Repeat the material exactly, leaving nothing out.

[Records contained in a dataset]
* start *
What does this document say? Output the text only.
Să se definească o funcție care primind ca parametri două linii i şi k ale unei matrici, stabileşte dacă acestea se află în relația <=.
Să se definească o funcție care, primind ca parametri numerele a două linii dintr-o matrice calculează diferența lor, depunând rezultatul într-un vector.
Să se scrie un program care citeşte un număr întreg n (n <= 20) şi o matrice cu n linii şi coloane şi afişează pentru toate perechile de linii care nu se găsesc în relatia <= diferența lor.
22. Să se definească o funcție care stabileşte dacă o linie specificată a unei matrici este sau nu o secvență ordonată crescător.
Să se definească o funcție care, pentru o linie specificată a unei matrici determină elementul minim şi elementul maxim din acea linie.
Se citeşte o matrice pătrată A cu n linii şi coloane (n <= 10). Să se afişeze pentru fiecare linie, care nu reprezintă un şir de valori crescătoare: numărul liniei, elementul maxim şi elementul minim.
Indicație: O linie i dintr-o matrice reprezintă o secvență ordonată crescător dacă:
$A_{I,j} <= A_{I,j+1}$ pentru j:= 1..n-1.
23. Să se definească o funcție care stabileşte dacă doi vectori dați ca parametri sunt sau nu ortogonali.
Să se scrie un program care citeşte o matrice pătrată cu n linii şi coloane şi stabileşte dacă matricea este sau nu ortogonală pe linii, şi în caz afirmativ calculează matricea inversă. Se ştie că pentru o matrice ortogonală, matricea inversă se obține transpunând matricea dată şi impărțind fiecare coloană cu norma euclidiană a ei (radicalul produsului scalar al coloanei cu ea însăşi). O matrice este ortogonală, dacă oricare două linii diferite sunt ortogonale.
* end *
■ **Result for this exercise**:
What does this document say? Output the text only.
Să se definească o funcție care primind ca parametri două linii i şi k ale unei matrici, stabileşte dacă acestea se află în relația <=.
Să se definească o funcție care, primind ca parametri numerele a două linii dintr-o matrice calculează diferența lor, depunând rezultatul într-un vector.
Să se scrie un program care citeşte un număr întreg n (n <= 20) şi o matrice cu n linii şi coloane şi afişează pentru toate perechile de linii care nu se găsesc în relatia <= diferența lor.
22. Să se definească o funcție care stabileşte dacă o linie specificată a unei matrici este sau nu o secvență ordonată crescător.
Să se definească o funcție care, pentru o linie specificată a unei matrici determină elementul minim şi elementul maxim din acea linie.
Se citeşte o matrice pătrată A cu n linii şi coloane (n <= 10). Să se afişeze pentru fiecare linie, care nu reprezintă un şir de valori crescătoare: numărul liniei, elementul maxim şi elementul minim.
Indicație: O linie i dintr-o matrice reprezintă o secvență ordonată crescător dacă:
$A_{I,j} <= A_{I,j+1}$ pentru j:= 1..n-1.
23. Să se definească o funcție care stabileşte dacă doi vectori dați ca parametri sunt sau nu ortogonali.
Să se scrie un program care citeşte o matrice pătrată cu n linii şi coloane şi stabileşte dacă matricea este sau nu ortogonală pe linii, şi în caz afirmativ calculează matricea inversă. Se ştie că pentru o matrice ortogonală, matricea inversă se obține transpunând matricea dată şi impărțind fiecare coloană cu norma euclidiană a ei (radicalul produsului scalar al coloanei cu ea însăşi). O matrice este ortogonală, dacă oricare două linii diferite sunt ortogonale.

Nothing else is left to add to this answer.